#### Working data ####

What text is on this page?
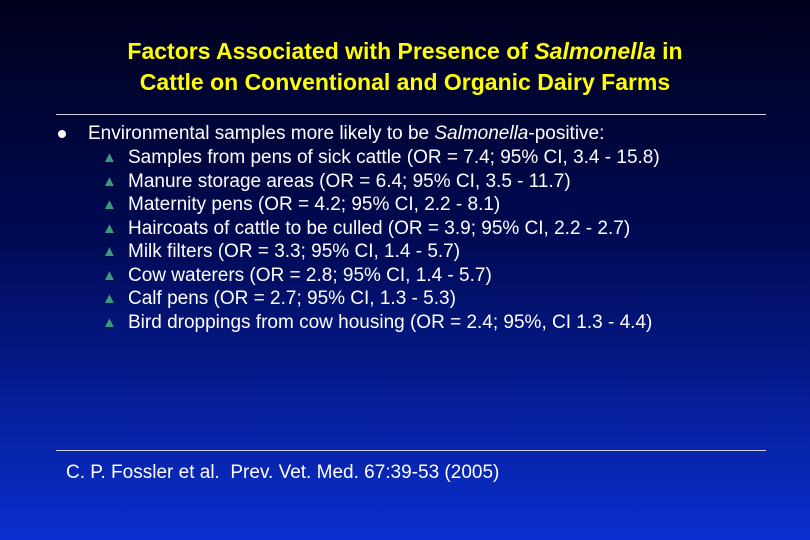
Factors Associated with Presence of Salmonella in
Cattle on Conventional and Organic Dairy Farms
Environmental samples more likely to be Salmonella-positive:
▲ Samples from pens of sick cattle (OR = 7.4; 95% CI, 3.4 - 15.8)
▲ Manure storage areas (OR = 6.4; 95% CI, 3.5 - 11.7)
▲ Maternity pens (OR = 4.2; 95% CI, 2.2 - 8.1)
▲ Haircoats of cattle to be culled (OR = 3.9; 95% CI, 2.2 - 2.7)
▲ Milk filters (OR = 3.3; 95% CI, 1.4 - 5.7)
▲ Cow waterers (OR = 2.8; 95% CI, 1.4 - 5.7)
▲ Calf pens (OR = 2.7; 95% CI, 1.3 - 5.3)
▲ Bird droppings from cow housing (OR = 2.4; 95%, CI 1.3 - 4.4)
C. P. Fossler et al.  Prev. Vet. Med. 67:39-53 (2005)
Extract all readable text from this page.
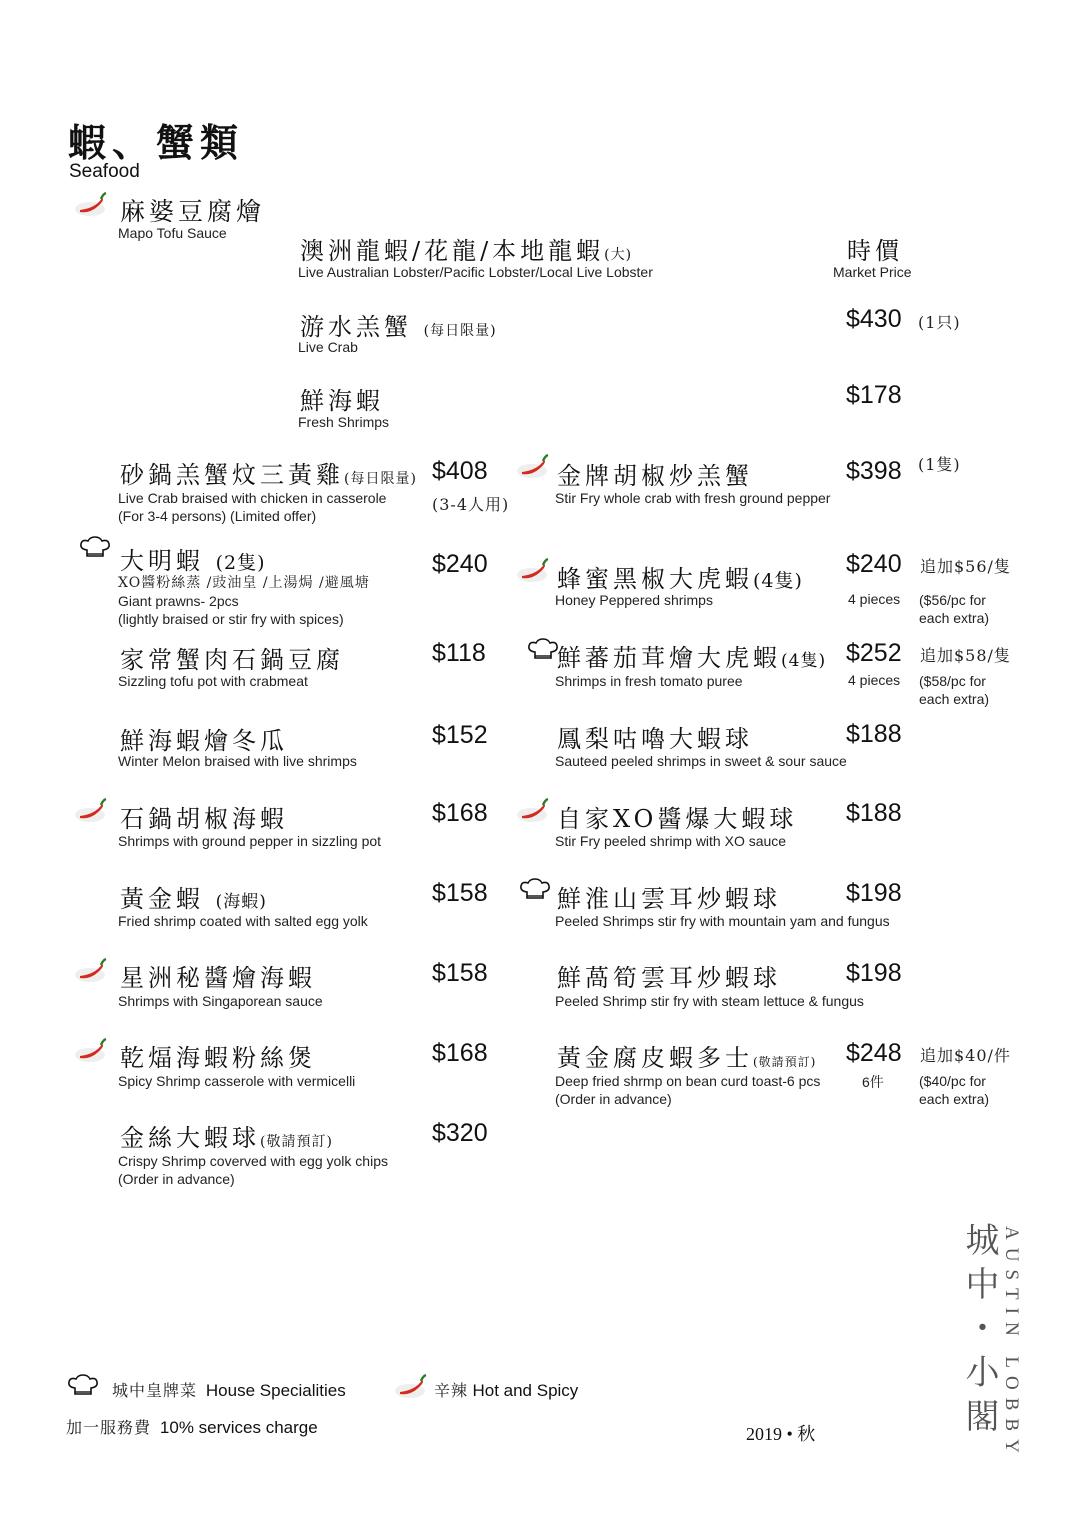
蝦、蟹類
Seafood
麻婆豆腐燴
Mapo Tofu Sauce
澳洲龍蝦/花龍/本地龍蝦(大)
Live Australian Lobster/Pacific Lobster/Local Live Lobster
時價
Market Price
游水羔蟹 (每日限量)
Live Crab
$430 (1只)
鮮海蝦
Fresh Shrimps
$178
砂鍋羔蟹炆三黃雞(每日限量)
Live Crab braised with chicken in casserole
(For 3-4 persons) (Limited offer)
$408
(3-4人用)
大明蝦 (2隻)
XO醬粉絲蒸 /豉油皇 /上湯焗 /避風塘
Giant prawns- 2pcs
(lightly braised or stir fry with spices)
$240
家常蟹肉石鍋豆腐
Sizzling tofu pot with crabmeat
$118
鮮海蝦燴冬瓜
Winter Melon braised with live shrimps
$152
石鍋胡椒海蝦
Shrimps with ground pepper in sizzling pot
$168
黃金蝦 (海蝦)
Fried shrimp coated with salted egg yolk
$158
星洲秘醬燴海蝦
Shrimps with Singaporean sauce
$158
乾煏海蝦粉絲煲
Spicy Shrimp casserole with vermicelli
$168
金絲大蝦球(敬請預訂)
Crispy Shrimp coverved with egg yolk chips
(Order in advance)
$320
金牌胡椒炒羔蟹
Stir Fry whole crab with fresh ground pepper
$398 (1隻)
蜂蜜黑椒大虎蝦(4隻)
Honey Peppered shrimps
$240
4 pieces
追加$56/隻
($56/pc for
each extra)
鮮蕃茄茸燴大虎蝦(4隻)
Shrimps in fresh tomato puree
$252
4 pieces
追加$58/隻
($58/pc for
each extra)
鳳梨咕嚕大蝦球
Sauteed peeled shrimps in sweet & sour sauce
$188
自家XO醬爆大蝦球
Stir Fry peeled shrimp with XO sauce
$188
鮮淮山雲耳炒蝦球
Peeled Shrimps stir fry with mountain yam and fungus
$198
鮮萵筍雲耳炒蝦球
Peeled Shrimp stir fry with steam lettuce & fungus
$198
黃金腐皮蝦多士(敬請預訂)
Deep fried shrmp on bean curd toast-6 pcs
(Order in advance)
$248
6件
追加$40/件
($40/pc for
each extra)
城中・小閣 AUSTIN LOBBY
城中皇牌菜 House Specialities	辛辣 Hot and Spicy
加一服務費 10% services charge	2019 • 秋
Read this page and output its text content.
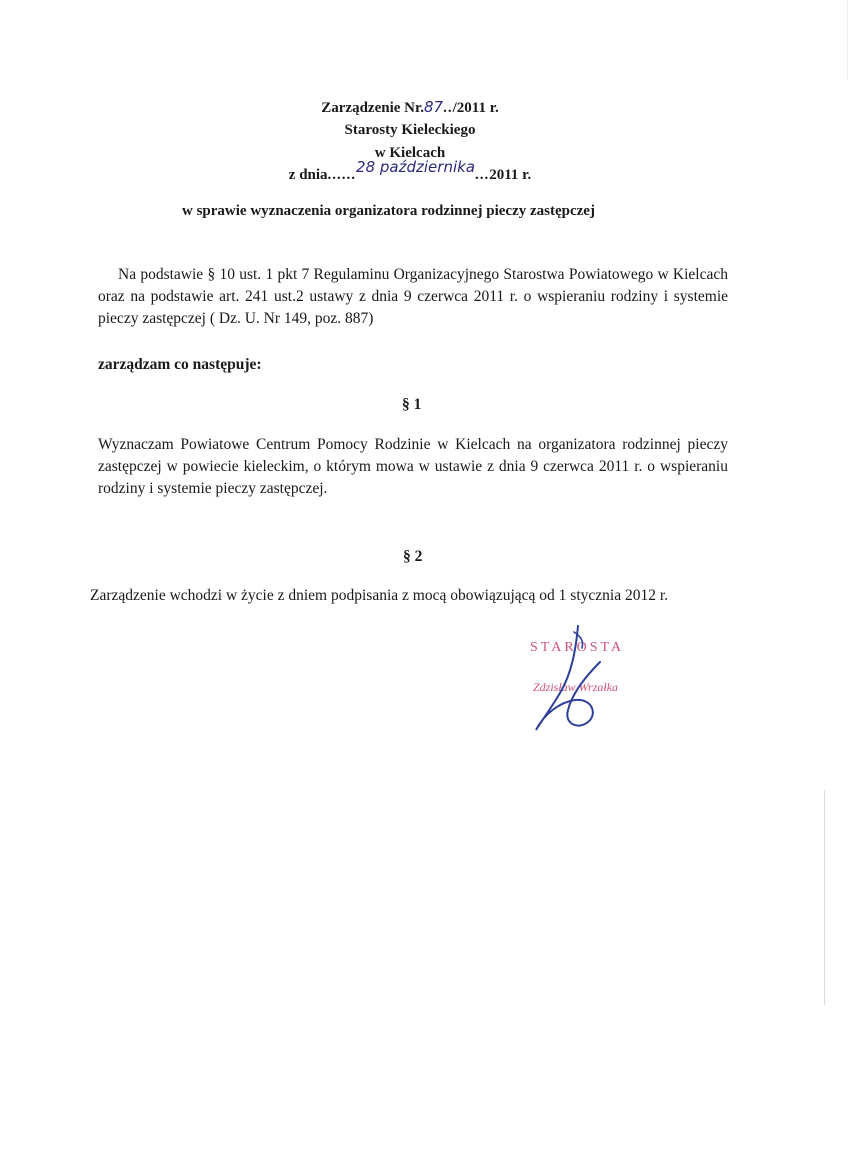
Zarządzenie Nr.87../2011 r.
Starosty Kieleckiego
w Kielcach
z dnia......28 października...2011 r.
w sprawie wyznaczenia organizatora rodzinnej pieczy zastępczej
Na podstawie § 10 ust. 1 pkt 7 Regulaminu Organizacyjnego Starostwa Powiatowego w Kielcach oraz na podstawie art. 241 ust.2 ustawy z dnia 9 czerwca 2011 r. o wspieraniu rodziny i systemie pieczy zastępczej ( Dz. U. Nr 149, poz. 887)
zarządzam co następuje:
§ 1
Wyznaczam Powiatowe Centrum Pomocy Rodzinie w Kielcach na organizatora rodzinnej pieczy zastępczej w powiecie kieleckim, o którym mowa w ustawie z dnia 9 czerwca 2011 r. o wspieraniu rodziny i systemie pieczy zastępczej.
§ 2
Zarządzenie wchodzi w życie z dniem podpisania z mocą obowiązującą od 1 stycznia 2012 r.
STAROSTA
Zdzisław Wrzałka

####

[Exercise aim]
Copy the records exactly as they appear, excluding images.

[Task response]
What text is on this page?
Factors Associated with Presence of Salmonella in
Cattle on Conventional and Organic Dairy Farms
Environmental samples more likely to be Salmonella-positive:
▲ Samples from pens of sick cattle (OR = 7.4; 95% CI, 3.4 - 15.8)
▲ Manure storage areas (OR = 6.4; 95% CI, 3.5 - 11.7)
▲ Maternity pens (OR = 4.2; 95% CI, 2.2 - 8.1)
▲ Haircoats of cattle to be culled (OR = 3.9; 95% CI, 2.2 - 2.7)
▲ Milk filters (OR = 3.3; 95% CI, 1.4 - 5.7)
▲ Cow waterers (OR = 2.8; 95% CI, 1.4 - 5.7)
▲ Calf pens (OR = 2.7; 95% CI, 1.3 - 5.3)
▲ Bird droppings from cow housing (OR = 2.4; 95%, CI 1.3 - 4.4)
C. P. Fossler et al.  Prev. Vet. Med. 67:39-53 (2005)
Extract all readable text from this page.
蝦、蟹類
Seafood
麻婆豆腐燴
Mapo Tofu Sauce
澳洲龍蝦/花龍/本地龍蝦(大)
Live Australian Lobster/Pacific Lobster/Local Live Lobster
時價
Market Price
游水羔蟹 (每日限量)
Live Crab
$430 (1只)
鮮海蝦
Fresh Shrimps
$178
砂鍋羔蟹炆三黃雞(每日限量)
Live Crab braised with chicken in casserole
(For 3-4 persons) (Limited offer)
$408
(3-4人用)
大明蝦 (2隻)
XO醬粉絲蒸 /豉油皇 /上湯焗 /避風塘
Giant prawns- 2pcs
(lightly braised or stir fry with spices)
$240
家常蟹肉石鍋豆腐
Sizzling tofu pot with crabmeat
$118
鮮海蝦燴冬瓜
Winter Melon braised with live shrimps
$152
石鍋胡椒海蝦
Shrimps with ground pepper in sizzling pot
$168
黃金蝦 (海蝦)
Fried shrimp coated with salted egg yolk
$158
星洲秘醬燴海蝦
Shrimps with Singaporean sauce
$158
乾煏海蝦粉絲煲
Spicy Shrimp casserole with vermicelli
$168
金絲大蝦球(敬請預訂)
Crispy Shrimp coverved with egg yolk chips
(Order in advance)
$320
金牌胡椒炒羔蟹
Stir Fry whole crab with fresh ground pepper
$398 (1隻)
蜂蜜黑椒大虎蝦(4隻)
Honey Peppered shrimps
$240
4 pieces
追加$56/隻
($56/pc for
each extra)
鮮蕃茄茸燴大虎蝦(4隻)
Shrimps in fresh tomato puree
$252
4 pieces
追加$58/隻
($58/pc for
each extra)
鳳梨咕嚕大蝦球
Sauteed peeled shrimps in sweet & sour sauce
$188
自家XO醬爆大蝦球
Stir Fry peeled shrimp with XO sauce
$188
鮮淮山雲耳炒蝦球
Peeled Shrimps stir fry with mountain yam and fungus
$198
鮮萵筍雲耳炒蝦球
Peeled Shrimp stir fry with steam lettuce & fungus
$198
黃金腐皮蝦多士(敬請預訂)
Deep fried shrmp on bean curd toast-6 pcs
(Order in advance)
$248
6件
追加$40/件
($40/pc for
each extra)
城中・小閣 AUSTIN LOBBY
城中皇牌菜 House Specialities	辛辣 Hot and Spicy
加一服務費 10% services charge	2019 • 秋
Read this page and output its text content.
Zarządzenie Nr.87../2011 r.
Starosty Kieleckiego
w Kielcach
z dnia......28 października...2011 r.
w sprawie wyznaczenia organizatora rodzinnej pieczy zastępczej
Na podstawie § 10 ust. 1 pkt 7 Regulaminu Organizacyjnego Starostwa Powiatowego w Kielcach oraz na podstawie art. 241 ust.2 ustawy z dnia 9 czerwca 2011 r. o wspieraniu rodziny i systemie pieczy zastępczej ( Dz. U. Nr 149, poz. 887)
zarządzam co następuje:
§ 1
Wyznaczam Powiatowe Centrum Pomocy Rodzinie w Kielcach na organizatora rodzinnej pieczy zastępczej w powiecie kieleckim, o którym mowa w ustawie z dnia 9 czerwca 2011 r. o wspieraniu rodziny i systemie pieczy zastępczej.
§ 2
Zarządzenie wchodzi w życie z dniem podpisania z mocą obowiązującą od 1 stycznia 2012 r.
STAROSTA
Zdzisław Wrzałka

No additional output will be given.